=== WHAT THE TASK REQUIRES ===
Using the material that follows, identify and copy each line with the string "this".

A block of data
++++++
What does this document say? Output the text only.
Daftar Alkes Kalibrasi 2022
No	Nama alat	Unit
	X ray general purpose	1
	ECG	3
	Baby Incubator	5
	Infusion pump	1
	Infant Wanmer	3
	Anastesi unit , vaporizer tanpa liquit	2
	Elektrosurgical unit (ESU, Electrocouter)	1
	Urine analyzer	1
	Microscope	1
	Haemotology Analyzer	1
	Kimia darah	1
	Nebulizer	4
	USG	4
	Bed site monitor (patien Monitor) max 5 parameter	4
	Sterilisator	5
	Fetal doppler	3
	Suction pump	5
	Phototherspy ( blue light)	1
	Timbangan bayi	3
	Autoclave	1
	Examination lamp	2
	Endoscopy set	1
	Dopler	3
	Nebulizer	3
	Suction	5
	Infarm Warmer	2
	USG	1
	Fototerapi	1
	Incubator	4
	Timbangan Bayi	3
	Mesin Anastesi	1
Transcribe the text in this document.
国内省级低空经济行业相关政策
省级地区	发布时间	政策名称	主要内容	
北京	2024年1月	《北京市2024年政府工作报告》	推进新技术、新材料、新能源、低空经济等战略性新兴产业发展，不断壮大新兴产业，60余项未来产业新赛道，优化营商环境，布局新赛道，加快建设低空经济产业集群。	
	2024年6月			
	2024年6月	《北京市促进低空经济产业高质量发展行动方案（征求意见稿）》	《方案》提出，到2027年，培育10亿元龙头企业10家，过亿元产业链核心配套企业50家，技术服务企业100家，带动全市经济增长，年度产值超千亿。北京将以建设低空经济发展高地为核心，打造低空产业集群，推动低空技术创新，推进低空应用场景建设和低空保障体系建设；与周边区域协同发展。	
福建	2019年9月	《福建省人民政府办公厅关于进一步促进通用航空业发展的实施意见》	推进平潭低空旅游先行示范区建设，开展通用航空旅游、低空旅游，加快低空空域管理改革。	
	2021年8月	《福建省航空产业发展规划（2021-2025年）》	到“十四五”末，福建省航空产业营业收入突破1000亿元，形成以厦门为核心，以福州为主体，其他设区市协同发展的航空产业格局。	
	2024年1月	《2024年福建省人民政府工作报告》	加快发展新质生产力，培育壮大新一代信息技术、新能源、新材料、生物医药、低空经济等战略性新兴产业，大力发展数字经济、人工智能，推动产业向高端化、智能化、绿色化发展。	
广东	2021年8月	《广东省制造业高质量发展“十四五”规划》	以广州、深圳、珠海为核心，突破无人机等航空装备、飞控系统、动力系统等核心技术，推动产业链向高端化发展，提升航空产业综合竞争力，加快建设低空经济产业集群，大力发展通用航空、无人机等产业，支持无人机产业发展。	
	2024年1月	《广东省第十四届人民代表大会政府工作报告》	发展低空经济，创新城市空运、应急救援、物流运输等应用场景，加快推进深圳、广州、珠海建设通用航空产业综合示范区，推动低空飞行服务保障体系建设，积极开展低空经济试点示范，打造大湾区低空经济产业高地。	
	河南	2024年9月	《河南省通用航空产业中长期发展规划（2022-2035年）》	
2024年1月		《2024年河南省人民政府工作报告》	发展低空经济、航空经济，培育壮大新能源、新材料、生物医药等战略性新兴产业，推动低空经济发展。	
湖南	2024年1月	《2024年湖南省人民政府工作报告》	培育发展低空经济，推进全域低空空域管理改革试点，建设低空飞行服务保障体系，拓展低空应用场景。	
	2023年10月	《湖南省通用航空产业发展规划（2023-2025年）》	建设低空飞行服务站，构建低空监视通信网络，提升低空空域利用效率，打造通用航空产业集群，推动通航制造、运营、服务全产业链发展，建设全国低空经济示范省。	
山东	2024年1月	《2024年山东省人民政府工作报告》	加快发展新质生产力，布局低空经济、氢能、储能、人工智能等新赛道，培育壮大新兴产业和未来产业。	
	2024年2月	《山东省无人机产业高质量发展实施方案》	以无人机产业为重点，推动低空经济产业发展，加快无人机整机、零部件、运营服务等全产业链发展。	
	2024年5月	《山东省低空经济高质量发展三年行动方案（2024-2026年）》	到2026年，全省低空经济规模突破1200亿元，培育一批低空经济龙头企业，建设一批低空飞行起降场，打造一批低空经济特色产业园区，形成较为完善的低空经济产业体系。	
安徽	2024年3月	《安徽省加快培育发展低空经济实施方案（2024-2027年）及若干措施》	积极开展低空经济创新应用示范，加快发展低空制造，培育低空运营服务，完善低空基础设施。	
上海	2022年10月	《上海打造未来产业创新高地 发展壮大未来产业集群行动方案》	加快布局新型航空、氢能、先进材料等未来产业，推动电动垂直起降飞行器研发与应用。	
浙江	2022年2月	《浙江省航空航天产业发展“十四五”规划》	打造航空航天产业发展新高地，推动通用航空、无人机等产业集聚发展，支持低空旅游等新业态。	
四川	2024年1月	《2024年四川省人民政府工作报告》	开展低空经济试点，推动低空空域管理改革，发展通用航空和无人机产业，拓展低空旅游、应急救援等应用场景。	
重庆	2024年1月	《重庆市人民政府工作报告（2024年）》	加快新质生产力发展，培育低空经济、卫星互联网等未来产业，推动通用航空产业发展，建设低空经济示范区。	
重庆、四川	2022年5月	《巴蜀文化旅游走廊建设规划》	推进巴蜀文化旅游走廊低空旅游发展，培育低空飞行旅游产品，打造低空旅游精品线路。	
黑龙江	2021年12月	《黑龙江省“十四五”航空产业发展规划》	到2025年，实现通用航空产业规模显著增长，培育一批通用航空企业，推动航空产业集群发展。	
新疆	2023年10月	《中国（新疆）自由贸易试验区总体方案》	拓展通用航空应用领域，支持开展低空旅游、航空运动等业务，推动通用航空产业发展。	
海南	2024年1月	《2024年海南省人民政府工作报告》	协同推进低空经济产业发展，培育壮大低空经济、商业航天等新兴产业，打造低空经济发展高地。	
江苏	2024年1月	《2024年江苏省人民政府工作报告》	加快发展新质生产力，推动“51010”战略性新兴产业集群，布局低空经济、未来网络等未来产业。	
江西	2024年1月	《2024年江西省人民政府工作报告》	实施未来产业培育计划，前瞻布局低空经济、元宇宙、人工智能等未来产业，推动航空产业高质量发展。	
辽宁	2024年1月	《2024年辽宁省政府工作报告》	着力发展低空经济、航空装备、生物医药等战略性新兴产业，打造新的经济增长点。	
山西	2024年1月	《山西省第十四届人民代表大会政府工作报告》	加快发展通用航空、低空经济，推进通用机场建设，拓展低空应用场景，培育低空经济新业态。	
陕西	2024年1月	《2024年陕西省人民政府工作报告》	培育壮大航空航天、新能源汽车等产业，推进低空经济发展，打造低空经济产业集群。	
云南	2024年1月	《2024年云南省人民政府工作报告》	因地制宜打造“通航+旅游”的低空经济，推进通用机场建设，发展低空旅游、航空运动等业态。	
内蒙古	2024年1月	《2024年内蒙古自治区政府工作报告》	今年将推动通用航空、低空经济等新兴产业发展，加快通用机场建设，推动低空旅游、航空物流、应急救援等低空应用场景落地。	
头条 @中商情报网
++++++
=== TASK OUTPUT ===
What does this document say? Output the text only.
Transcribe the text in this document.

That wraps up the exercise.